----- PROVIDED DATA

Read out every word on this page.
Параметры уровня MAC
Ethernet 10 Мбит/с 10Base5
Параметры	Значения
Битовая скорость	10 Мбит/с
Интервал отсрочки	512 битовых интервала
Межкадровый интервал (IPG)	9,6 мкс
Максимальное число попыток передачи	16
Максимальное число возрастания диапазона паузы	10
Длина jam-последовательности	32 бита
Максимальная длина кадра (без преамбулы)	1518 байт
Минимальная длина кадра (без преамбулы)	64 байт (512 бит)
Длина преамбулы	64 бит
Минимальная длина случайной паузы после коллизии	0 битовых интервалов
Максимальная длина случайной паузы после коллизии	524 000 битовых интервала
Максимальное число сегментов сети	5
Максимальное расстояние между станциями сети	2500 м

----------

Quote the material exactly, leaving nothing out.

§ ANSWER TO THE PROBLEM
Read out every word on this page.
Параметры уровня MAC
Ethernet 10 Мбит/с 10Base5
Параметры	Значения
Битовая скорость	10 Мбит/с
Интервал отсрочки	512 битовых интервала
Межкадровый интервал (IPG)	9,6 мкс
Максимальное число попыток передачи	16
Максимальное число возрастания диапазона паузы	10
Длина jam-последовательности	32 бита
Максимальная длина кадра (без преамбулы)	1518 байт
Минимальная длина кадра (без преамбулы)	64 байт (512 бит)
Длина преамбулы	64 бит
Минимальная длина случайной паузы после коллизии	0 битовых интервалов
Максимальная длина случайной паузы после коллизии	524 000 битовых интервала
Максимальное число сегментов сети	5
Максимальное расстояние между станциями сети	2500 м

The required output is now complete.